OBJECTIVE:
Report every line of the records below that contains the string "Press", copying each such line in full. Case counts.

Layout records:
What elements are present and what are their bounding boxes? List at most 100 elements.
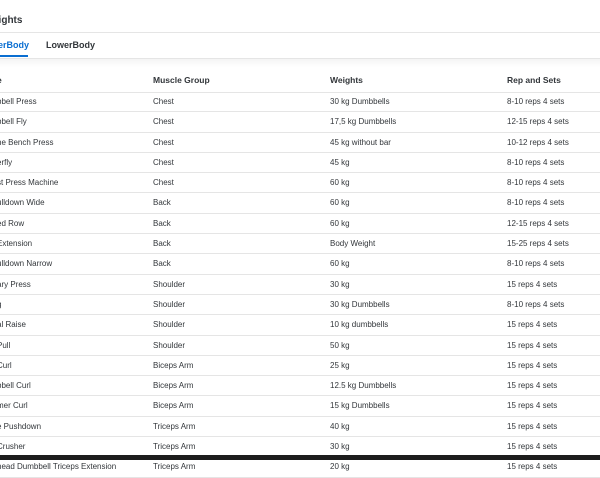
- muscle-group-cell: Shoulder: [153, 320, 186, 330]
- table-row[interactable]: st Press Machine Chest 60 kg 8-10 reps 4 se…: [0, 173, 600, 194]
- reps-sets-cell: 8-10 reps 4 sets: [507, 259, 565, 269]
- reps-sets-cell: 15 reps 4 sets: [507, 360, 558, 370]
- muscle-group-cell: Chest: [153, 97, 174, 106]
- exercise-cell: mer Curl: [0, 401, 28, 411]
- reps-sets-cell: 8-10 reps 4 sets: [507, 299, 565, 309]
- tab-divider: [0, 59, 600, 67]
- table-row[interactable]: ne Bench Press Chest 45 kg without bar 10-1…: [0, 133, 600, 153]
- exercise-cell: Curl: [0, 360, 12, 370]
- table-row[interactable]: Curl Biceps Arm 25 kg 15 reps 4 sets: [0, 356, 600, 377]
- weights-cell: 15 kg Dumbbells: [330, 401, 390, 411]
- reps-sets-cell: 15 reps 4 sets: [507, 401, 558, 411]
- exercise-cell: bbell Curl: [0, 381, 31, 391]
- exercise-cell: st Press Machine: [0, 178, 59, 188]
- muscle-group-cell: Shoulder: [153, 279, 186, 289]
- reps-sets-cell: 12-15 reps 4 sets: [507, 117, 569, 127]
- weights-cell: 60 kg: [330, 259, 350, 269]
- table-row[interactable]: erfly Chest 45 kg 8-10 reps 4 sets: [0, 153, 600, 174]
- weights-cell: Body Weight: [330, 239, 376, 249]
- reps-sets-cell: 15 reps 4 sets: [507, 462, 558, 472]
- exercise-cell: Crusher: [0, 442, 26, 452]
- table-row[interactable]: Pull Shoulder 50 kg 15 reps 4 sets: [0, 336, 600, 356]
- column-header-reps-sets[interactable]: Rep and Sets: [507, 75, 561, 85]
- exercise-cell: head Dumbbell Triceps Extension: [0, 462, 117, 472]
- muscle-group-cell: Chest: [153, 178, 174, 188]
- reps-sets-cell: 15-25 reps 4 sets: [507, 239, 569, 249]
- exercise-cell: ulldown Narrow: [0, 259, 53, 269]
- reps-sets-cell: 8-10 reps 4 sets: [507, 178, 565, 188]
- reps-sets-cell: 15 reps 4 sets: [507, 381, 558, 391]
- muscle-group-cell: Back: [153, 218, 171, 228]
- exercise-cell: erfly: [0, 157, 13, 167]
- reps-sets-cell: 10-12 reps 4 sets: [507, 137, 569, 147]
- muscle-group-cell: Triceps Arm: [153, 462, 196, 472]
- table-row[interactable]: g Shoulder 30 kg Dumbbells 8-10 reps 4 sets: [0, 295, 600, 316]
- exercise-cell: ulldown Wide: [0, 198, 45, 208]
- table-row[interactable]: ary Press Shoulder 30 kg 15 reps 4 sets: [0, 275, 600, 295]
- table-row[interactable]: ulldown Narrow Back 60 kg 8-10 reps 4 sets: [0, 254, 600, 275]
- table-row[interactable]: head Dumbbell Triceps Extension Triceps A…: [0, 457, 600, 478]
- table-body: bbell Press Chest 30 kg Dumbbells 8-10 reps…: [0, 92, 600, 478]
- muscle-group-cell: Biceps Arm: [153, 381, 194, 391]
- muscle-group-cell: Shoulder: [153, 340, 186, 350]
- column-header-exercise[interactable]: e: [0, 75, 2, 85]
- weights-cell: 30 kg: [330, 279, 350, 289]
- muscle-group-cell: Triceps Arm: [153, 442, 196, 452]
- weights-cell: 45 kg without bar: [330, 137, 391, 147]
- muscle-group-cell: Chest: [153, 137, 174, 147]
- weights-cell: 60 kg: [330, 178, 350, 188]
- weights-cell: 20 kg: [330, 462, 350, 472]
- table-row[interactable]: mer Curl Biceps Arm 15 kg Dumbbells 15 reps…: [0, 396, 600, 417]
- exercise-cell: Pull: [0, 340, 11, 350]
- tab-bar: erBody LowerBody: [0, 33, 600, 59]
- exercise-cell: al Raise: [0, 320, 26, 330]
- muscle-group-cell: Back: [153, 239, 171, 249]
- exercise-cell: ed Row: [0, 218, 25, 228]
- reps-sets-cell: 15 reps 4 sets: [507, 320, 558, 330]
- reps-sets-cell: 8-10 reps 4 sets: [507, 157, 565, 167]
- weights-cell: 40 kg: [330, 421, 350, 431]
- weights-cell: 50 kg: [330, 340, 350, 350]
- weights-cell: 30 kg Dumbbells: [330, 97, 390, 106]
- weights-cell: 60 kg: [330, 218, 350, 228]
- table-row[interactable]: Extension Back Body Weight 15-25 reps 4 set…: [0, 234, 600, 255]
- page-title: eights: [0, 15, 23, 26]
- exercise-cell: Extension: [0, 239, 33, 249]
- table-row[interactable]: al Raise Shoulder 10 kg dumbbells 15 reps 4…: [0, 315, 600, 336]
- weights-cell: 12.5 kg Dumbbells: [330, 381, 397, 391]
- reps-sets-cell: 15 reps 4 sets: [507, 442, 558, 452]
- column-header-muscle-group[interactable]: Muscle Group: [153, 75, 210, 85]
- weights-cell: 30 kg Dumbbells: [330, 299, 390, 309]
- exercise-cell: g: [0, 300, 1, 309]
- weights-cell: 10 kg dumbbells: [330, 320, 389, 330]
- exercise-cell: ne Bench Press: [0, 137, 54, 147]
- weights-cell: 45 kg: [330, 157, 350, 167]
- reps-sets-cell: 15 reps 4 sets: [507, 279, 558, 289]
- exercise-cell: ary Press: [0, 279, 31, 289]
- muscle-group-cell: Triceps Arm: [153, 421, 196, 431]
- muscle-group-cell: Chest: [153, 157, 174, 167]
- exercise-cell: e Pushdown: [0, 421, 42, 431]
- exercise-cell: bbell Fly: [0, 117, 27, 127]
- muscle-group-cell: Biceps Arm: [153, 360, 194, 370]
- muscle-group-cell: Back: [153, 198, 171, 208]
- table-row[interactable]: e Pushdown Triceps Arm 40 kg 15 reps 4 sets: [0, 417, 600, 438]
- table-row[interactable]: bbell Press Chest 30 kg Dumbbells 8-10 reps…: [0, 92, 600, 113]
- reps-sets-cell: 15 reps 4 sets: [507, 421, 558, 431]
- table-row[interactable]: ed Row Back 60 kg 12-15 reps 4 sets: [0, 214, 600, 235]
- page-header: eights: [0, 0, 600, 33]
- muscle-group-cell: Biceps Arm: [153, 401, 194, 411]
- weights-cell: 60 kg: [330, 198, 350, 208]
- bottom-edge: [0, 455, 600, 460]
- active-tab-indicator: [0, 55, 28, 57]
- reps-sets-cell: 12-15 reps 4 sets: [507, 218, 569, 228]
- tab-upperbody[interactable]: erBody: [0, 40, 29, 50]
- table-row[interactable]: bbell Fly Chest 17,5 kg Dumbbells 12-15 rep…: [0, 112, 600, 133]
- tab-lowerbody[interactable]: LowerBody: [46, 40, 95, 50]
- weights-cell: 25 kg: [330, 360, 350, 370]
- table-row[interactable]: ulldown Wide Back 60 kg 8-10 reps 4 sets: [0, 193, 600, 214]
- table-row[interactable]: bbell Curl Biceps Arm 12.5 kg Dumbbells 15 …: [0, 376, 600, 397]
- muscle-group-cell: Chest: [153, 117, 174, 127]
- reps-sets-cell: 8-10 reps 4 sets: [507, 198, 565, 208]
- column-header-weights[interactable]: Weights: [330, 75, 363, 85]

==

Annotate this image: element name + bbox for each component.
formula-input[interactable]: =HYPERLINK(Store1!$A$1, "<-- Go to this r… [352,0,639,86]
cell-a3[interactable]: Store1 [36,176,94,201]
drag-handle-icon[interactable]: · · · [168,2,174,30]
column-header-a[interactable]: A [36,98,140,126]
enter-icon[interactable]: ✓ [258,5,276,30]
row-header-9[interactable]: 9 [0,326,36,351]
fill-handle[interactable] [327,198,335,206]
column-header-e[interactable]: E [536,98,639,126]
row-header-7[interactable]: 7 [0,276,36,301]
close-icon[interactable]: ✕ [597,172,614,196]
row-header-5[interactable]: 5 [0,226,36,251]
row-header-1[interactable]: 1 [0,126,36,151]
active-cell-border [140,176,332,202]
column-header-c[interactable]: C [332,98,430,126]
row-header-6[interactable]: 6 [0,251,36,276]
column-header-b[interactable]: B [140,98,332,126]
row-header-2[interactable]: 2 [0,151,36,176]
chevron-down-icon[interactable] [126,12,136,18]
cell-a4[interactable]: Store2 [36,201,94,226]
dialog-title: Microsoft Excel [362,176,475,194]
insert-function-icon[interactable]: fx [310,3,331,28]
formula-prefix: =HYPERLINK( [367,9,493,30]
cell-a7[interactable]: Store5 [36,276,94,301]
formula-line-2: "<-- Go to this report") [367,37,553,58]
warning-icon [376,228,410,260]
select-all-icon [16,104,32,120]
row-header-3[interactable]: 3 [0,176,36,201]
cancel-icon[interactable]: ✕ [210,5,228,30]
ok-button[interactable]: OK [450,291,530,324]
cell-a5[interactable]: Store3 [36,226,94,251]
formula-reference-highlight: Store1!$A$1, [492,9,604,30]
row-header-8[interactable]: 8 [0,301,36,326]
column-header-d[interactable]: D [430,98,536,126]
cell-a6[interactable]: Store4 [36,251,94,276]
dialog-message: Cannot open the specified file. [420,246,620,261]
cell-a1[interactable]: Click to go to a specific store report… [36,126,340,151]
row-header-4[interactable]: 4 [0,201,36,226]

WRITTEN SOLUTION:
- table-row[interactable]: st Press Machine Chest 60 kg 8-10 reps 4 se…: [0, 173, 600, 194]
- table-row[interactable]: ne Bench Press Chest 45 kg without bar 10-1…: [0, 133, 600, 153]
- exercise-cell: st Press Machine: [0, 178, 59, 188]
- table-row[interactable]: ary Press Shoulder 30 kg 15 reps 4 sets: [0, 275, 600, 295]
- table-body: bbell Press Chest 30 kg Dumbbells 8-10 reps…: [0, 92, 600, 478]
- exercise-cell: ne Bench Press: [0, 137, 54, 147]
- exercise-cell: ary Press: [0, 279, 31, 289]
- table-row[interactable]: bbell Press Chest 30 kg Dumbbells 8-10 reps…: [0, 92, 600, 113]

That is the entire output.